Copy out the listing exactly, from the line containing "segment this screenshot: for" down through the line containing "legend-label: 55 anys i més [830,218,898,230]", including both of those lines.
━━━━━ Information shown
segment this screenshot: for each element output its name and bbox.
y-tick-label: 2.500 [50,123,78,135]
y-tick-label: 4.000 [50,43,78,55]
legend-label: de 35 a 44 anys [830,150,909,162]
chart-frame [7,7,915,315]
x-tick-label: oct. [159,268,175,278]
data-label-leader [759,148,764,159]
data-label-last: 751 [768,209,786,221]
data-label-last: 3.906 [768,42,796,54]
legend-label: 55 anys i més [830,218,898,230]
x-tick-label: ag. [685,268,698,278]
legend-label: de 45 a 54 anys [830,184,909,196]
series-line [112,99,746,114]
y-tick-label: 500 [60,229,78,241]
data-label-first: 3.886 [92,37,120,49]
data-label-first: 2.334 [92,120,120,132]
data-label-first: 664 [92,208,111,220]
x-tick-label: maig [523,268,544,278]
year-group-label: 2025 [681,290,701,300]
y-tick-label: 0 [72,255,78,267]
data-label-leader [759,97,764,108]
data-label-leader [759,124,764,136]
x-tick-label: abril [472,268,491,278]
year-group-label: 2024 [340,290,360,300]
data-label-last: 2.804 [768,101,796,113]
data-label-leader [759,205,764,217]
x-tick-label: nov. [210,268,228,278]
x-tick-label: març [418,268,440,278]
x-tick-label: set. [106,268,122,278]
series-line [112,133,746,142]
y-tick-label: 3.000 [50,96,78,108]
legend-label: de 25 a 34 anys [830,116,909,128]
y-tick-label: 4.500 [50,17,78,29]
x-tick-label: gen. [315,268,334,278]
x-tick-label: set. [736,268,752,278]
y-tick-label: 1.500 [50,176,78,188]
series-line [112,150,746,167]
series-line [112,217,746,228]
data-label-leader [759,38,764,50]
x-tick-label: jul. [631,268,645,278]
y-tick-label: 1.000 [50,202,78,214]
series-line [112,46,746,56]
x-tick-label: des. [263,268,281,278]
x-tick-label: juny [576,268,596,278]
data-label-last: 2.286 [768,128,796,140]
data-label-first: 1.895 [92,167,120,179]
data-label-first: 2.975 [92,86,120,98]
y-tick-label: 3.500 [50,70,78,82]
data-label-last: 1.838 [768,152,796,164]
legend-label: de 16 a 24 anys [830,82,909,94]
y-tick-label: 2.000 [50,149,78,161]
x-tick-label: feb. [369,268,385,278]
━━━━━━━━━━
━━━━━ Information shown
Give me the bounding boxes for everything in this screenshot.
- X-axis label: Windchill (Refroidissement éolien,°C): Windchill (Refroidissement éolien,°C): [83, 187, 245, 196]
━━━━━━━━━━
━━━━━ Information shown
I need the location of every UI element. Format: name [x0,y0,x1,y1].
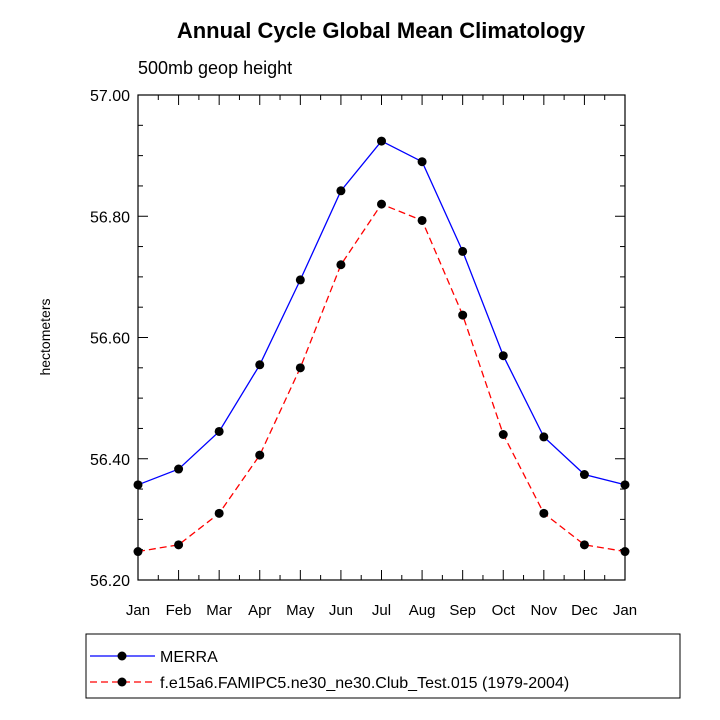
━━━━━━━━━━
| Final result |
segment this screenshot: for each element output its name and bbox.
y-tick-label: 2.500 [50,123,78,135]
y-tick-label: 4.000 [50,43,78,55]
legend-label: de 35 a 44 anys [830,150,909,162]
chart-frame [7,7,915,315]
x-tick-label: oct. [159,268,175,278]
data-label-leader [759,148,764,159]
data-label-last: 751 [768,209,786,221]
data-label-last: 3.906 [768,42,796,54]
legend-label: 55 anys i més [830,218,898,230]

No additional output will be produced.